_STATED EXERCISE:_
Please return every line of the material below unchanged, character for character.

_PROVIDED DATA:_
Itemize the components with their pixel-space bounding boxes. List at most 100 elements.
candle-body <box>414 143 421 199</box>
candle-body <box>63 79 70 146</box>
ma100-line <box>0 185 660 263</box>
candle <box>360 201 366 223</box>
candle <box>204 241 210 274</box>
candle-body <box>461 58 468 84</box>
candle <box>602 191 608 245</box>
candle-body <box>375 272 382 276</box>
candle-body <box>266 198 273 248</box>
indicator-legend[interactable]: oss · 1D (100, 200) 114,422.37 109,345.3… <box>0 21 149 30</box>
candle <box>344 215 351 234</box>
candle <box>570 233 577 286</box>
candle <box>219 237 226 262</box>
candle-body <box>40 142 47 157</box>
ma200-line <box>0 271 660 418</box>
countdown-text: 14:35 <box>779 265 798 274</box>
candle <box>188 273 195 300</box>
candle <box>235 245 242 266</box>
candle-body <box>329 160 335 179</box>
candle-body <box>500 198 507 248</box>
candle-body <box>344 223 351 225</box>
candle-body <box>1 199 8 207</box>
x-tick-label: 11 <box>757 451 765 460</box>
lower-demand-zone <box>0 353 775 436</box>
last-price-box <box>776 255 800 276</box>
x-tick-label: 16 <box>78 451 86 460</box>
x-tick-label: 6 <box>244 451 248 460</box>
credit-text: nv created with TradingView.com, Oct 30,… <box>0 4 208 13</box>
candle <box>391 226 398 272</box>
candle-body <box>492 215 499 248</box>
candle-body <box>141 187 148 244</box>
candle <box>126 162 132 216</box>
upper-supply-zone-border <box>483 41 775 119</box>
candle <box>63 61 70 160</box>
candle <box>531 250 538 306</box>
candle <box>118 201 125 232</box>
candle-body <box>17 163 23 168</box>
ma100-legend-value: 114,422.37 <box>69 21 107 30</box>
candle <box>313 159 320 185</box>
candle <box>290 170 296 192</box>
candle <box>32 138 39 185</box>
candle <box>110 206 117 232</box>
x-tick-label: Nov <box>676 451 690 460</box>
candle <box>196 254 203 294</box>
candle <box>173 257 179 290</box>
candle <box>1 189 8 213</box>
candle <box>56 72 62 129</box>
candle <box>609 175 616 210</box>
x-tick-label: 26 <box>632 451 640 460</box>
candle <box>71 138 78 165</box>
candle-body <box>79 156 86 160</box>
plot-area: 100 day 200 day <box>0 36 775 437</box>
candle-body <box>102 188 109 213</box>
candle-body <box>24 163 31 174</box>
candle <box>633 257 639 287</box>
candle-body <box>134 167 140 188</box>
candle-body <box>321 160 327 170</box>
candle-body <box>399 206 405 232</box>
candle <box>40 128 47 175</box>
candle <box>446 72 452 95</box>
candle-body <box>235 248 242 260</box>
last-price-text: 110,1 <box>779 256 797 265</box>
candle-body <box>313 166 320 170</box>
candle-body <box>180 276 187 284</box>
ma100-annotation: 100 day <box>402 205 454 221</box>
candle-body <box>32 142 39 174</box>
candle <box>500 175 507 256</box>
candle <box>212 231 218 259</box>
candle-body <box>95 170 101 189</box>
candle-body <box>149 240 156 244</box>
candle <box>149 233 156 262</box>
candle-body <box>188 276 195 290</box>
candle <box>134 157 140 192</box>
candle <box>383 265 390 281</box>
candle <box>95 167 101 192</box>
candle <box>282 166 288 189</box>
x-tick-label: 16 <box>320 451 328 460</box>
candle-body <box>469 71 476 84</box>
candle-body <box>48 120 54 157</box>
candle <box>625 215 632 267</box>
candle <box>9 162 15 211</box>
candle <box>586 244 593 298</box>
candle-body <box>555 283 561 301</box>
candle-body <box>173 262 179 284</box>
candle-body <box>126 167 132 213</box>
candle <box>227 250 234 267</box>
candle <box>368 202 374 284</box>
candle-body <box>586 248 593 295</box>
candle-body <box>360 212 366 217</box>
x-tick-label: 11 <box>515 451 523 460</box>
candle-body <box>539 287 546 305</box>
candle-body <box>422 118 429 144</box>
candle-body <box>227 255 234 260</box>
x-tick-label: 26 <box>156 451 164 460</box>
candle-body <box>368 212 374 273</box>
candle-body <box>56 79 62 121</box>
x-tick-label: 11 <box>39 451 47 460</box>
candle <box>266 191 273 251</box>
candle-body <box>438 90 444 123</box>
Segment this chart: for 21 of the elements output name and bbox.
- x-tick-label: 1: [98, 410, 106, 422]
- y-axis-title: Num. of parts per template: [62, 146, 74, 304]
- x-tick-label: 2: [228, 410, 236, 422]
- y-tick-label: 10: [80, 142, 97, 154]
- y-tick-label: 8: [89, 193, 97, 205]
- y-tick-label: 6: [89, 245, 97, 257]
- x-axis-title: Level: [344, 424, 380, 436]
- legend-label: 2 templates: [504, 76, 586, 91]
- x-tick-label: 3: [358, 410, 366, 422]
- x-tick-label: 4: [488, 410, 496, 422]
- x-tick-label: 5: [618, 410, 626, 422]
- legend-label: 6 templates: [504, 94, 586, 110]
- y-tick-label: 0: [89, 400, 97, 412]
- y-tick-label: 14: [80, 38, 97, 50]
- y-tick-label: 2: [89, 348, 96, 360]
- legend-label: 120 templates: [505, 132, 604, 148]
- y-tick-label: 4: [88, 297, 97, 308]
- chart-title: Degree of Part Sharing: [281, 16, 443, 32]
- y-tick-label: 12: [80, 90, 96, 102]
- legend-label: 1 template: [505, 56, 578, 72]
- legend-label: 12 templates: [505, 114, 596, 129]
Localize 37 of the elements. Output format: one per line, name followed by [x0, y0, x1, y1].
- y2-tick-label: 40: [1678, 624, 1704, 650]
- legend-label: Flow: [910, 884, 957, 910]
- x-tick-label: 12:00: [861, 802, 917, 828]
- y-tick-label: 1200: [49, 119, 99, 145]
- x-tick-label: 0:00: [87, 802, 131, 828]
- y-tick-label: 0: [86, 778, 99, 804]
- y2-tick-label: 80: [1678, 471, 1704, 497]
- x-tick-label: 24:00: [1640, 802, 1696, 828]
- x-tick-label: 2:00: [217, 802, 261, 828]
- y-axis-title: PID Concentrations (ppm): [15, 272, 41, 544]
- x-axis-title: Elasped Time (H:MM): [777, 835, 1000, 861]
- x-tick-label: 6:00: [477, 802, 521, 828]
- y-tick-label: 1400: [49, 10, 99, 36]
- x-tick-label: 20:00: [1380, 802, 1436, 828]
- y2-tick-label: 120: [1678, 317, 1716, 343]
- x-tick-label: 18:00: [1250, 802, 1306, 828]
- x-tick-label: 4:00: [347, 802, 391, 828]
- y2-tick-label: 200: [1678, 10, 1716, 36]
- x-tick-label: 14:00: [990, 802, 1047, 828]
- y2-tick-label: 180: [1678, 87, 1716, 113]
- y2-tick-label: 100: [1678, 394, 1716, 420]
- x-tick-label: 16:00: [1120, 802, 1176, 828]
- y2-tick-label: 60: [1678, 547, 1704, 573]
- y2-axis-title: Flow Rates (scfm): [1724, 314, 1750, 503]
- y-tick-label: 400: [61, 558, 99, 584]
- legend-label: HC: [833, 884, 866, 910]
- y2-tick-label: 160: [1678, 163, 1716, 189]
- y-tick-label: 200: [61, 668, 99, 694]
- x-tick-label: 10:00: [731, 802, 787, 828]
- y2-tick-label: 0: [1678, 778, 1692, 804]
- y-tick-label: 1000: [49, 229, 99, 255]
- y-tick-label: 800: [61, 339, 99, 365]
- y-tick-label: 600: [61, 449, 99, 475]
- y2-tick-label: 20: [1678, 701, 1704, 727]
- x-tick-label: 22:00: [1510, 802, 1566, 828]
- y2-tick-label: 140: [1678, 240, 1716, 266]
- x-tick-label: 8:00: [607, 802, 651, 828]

_EXERCISE ANSWER:_
Itemize the components with their pixel-space bounding boxes. List at most 100 elements.
candle-body <box>414 143 421 199</box>
candle-body <box>63 79 70 146</box>
ma100-line <box>0 185 660 263</box>
candle <box>360 201 366 223</box>
candle <box>204 241 210 274</box>
candle-body <box>461 58 468 84</box>
candle <box>602 191 608 245</box>
candle-body <box>375 272 382 276</box>
candle-body <box>266 198 273 248</box>
indicator-legend[interactable]: oss · 1D (100, 200) 114,422.37 109,345.3… <box>0 21 149 30</box>
candle <box>344 215 351 234</box>
candle <box>570 233 577 286</box>
candle <box>219 237 226 262</box>
candle-body <box>40 142 47 157</box>
ma200-line <box>0 271 660 418</box>
countdown-text: 14:35 <box>779 265 798 274</box>
candle <box>188 273 195 300</box>
candle <box>235 245 242 266</box>
candle-body <box>329 160 335 179</box>
candle-body <box>500 198 507 248</box>
candle-body <box>344 223 351 225</box>
candle-body <box>1 199 8 207</box>
x-tick-label: 11 <box>757 451 765 460</box>
lower-demand-zone <box>0 353 775 436</box>
last-price-box <box>776 255 800 276</box>
x-tick-label: 16 <box>78 451 86 460</box>
x-tick-label: 6 <box>244 451 248 460</box>
credit-text: nv created with TradingView.com, Oct 30,… <box>0 4 208 13</box>
candle <box>391 226 398 272</box>
candle-body <box>492 215 499 248</box>
candle-body <box>141 187 148 244</box>
candle <box>126 162 132 216</box>
upper-supply-zone-border <box>483 41 775 119</box>
candle <box>63 61 70 160</box>
candle <box>531 250 538 306</box>
candle <box>118 201 125 232</box>
candle-body <box>17 163 23 168</box>
ma100-legend-value: 114,422.37 <box>69 21 107 30</box>
candle <box>313 159 320 185</box>
candle <box>290 170 296 192</box>
candle <box>32 138 39 185</box>
candle <box>110 206 117 232</box>
x-tick-label: Nov <box>676 451 690 460</box>
candle <box>196 254 203 294</box>
candle <box>173 257 179 290</box>
candle <box>1 189 8 213</box>
candle <box>56 72 62 129</box>
candle <box>609 175 616 210</box>
x-tick-label: 26 <box>632 451 640 460</box>
candle <box>71 138 78 165</box>
candle-body <box>79 156 86 160</box>
plot-area: 100 day 200 day <box>0 36 775 437</box>
candle-body <box>102 188 109 213</box>
candle-body <box>24 163 31 174</box>
candle <box>633 257 639 287</box>
candle-body <box>134 167 140 188</box>
candle-body <box>321 160 327 170</box>
candle-body <box>399 206 405 232</box>
candle <box>40 128 47 175</box>
candle <box>446 72 452 95</box>
candle-body <box>235 248 242 260</box>
last-price-text: 110,1 <box>779 256 797 265</box>
candle-body <box>313 166 320 170</box>
candle-body <box>180 276 187 284</box>
ma100-annotation: 100 day <box>402 205 454 221</box>
candle-body <box>32 142 39 174</box>
candle <box>500 175 507 256</box>
candle <box>212 231 218 259</box>
candle-body <box>95 170 101 189</box>
candle-body <box>149 240 156 244</box>
candle <box>149 233 156 262</box>
candle-body <box>188 276 195 290</box>
candle <box>134 157 140 192</box>
candle <box>383 265 390 281</box>
candle <box>95 167 101 192</box>
candle <box>282 166 288 189</box>
x-tick-label: 16 <box>320 451 328 460</box>
candle-body <box>469 71 476 84</box>
candle-body <box>48 120 54 157</box>
candle <box>625 215 632 267</box>
candle <box>9 162 15 211</box>
candle <box>586 244 593 298</box>
candle-body <box>555 283 561 301</box>
candle-body <box>173 262 179 284</box>
candle-body <box>126 167 132 213</box>
candle <box>227 250 234 267</box>
candle <box>368 202 374 284</box>
candle-body <box>586 248 593 295</box>
candle-body <box>360 212 366 217</box>
x-tick-label: 11 <box>515 451 523 460</box>
candle-body <box>539 287 546 305</box>
candle-body <box>422 118 429 144</box>
candle-body <box>227 255 234 260</box>
x-tick-label: 26 <box>156 451 164 460</box>
candle-body <box>368 212 374 273</box>
candle-body <box>56 79 62 121</box>
x-tick-label: 11 <box>39 451 47 460</box>
candle <box>266 191 273 251</box>
candle-body <box>438 90 444 123</box>
Segment this chart: for 21 of the elements output name and bbox.
- x-tick-label: 1: [98, 410, 106, 422]
- y-axis-title: Num. of parts per template: [62, 146, 74, 304]
- x-tick-label: 2: [228, 410, 236, 422]
- y-tick-label: 10: [80, 142, 97, 154]
- y-tick-label: 8: [89, 193, 97, 205]
- y-tick-label: 6: [89, 245, 97, 257]
- x-axis-title: Level: [344, 424, 380, 436]
- legend-label: 2 templates: [504, 76, 586, 91]
- x-tick-label: 3: [358, 410, 366, 422]
- x-tick-label: 4: [488, 410, 496, 422]
- x-tick-label: 5: [618, 410, 626, 422]
- legend-label: 6 templates: [504, 94, 586, 110]
- y-tick-label: 0: [89, 400, 97, 412]
- y-tick-label: 14: [80, 38, 97, 50]
- y-tick-label: 2: [89, 348, 96, 360]
- legend-label: 120 templates: [505, 132, 604, 148]
- y-tick-label: 4: [88, 297, 97, 308]
- chart-title: Degree of Part Sharing: [281, 16, 443, 32]
- y-tick-label: 12: [80, 90, 96, 102]
- legend-label: 1 template: [505, 56, 578, 72]
- legend-label: 12 templates: [505, 114, 596, 129]
Localize 37 of the elements. Output format: one per line, name followed by [x0, y0, x1, y1].
- y2-tick-label: 40: [1678, 624, 1704, 650]
- legend-label: Flow: [910, 884, 957, 910]
- x-tick-label: 12:00: [861, 802, 917, 828]
- y-tick-label: 1200: [49, 119, 99, 145]
- x-tick-label: 0:00: [87, 802, 131, 828]
- y-tick-label: 0: [86, 778, 99, 804]
- y2-tick-label: 80: [1678, 471, 1704, 497]
- x-tick-label: 24:00: [1640, 802, 1696, 828]
- x-tick-label: 2:00: [217, 802, 261, 828]
- y-axis-title: PID Concentrations (ppm): [15, 272, 41, 544]
- x-axis-title: Elasped Time (H:MM): [777, 835, 1000, 861]
- x-tick-label: 6:00: [477, 802, 521, 828]
- y-tick-label: 1400: [49, 10, 99, 36]
- x-tick-label: 20:00: [1380, 802, 1436, 828]
- y2-tick-label: 120: [1678, 317, 1716, 343]
- x-tick-label: 18:00: [1250, 802, 1306, 828]
- x-tick-label: 4:00: [347, 802, 391, 828]
- y2-tick-label: 200: [1678, 10, 1716, 36]
- x-tick-label: 14:00: [990, 802, 1047, 828]
- y2-tick-label: 180: [1678, 87, 1716, 113]
- y2-tick-label: 100: [1678, 394, 1716, 420]
- x-tick-label: 16:00: [1120, 802, 1176, 828]
- y2-tick-label: 60: [1678, 547, 1704, 573]
- y2-axis-title: Flow Rates (scfm): [1724, 314, 1750, 503]
- y-tick-label: 400: [61, 558, 99, 584]
- legend-label: HC: [833, 884, 866, 910]
- y2-tick-label: 160: [1678, 163, 1716, 189]
- y-tick-label: 200: [61, 668, 99, 694]
- x-tick-label: 10:00: [731, 802, 787, 828]
- y2-tick-label: 0: [1678, 778, 1692, 804]
- y-tick-label: 1000: [49, 229, 99, 255]
- y-tick-label: 800: [61, 339, 99, 365]
- y-tick-label: 600: [61, 449, 99, 475]
- y2-tick-label: 20: [1678, 701, 1704, 727]
- x-tick-label: 22:00: [1510, 802, 1566, 828]
- y2-tick-label: 140: [1678, 240, 1716, 266]
- x-tick-label: 8:00: [607, 802, 651, 828]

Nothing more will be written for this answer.